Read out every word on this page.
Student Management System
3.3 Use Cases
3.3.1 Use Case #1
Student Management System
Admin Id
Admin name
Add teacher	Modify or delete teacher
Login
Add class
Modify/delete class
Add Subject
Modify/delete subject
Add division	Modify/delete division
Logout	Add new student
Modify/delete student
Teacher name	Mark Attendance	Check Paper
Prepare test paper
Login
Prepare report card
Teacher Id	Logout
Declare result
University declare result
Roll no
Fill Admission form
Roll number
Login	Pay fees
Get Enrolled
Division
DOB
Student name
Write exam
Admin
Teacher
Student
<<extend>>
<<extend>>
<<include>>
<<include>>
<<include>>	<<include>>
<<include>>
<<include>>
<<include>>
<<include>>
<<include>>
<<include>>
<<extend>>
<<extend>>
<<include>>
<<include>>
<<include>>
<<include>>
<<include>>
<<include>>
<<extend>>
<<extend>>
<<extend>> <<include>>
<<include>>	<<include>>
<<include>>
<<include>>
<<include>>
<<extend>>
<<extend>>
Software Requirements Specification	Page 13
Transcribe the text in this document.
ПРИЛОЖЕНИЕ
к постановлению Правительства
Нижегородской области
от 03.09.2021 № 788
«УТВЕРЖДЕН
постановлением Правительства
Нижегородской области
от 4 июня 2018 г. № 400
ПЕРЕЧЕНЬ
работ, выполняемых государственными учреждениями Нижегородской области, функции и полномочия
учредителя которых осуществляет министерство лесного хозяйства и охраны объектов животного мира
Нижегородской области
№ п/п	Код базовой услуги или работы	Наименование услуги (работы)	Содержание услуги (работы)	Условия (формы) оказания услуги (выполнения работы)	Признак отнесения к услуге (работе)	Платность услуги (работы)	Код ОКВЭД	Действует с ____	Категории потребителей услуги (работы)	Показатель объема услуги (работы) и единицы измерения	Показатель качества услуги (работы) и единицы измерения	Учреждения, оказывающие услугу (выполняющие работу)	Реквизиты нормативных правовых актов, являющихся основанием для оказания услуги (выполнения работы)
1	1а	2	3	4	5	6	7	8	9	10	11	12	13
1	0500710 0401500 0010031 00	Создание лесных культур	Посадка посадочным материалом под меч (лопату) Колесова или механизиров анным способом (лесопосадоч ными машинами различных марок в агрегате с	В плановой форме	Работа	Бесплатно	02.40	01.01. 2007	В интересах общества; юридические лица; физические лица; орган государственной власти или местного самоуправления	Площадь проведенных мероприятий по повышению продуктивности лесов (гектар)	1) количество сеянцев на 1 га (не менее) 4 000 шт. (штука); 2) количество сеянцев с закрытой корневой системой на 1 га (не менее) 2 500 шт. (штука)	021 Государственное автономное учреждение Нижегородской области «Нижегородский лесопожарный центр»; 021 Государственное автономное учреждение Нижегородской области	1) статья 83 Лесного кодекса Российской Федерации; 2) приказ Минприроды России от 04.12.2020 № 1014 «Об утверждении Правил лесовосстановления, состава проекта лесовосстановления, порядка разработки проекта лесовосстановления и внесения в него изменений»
########################################
Stated goal. From the records above, copy every line that holds the word "this".

The response.
Read out every word on this page.
Transcribe the text in this document.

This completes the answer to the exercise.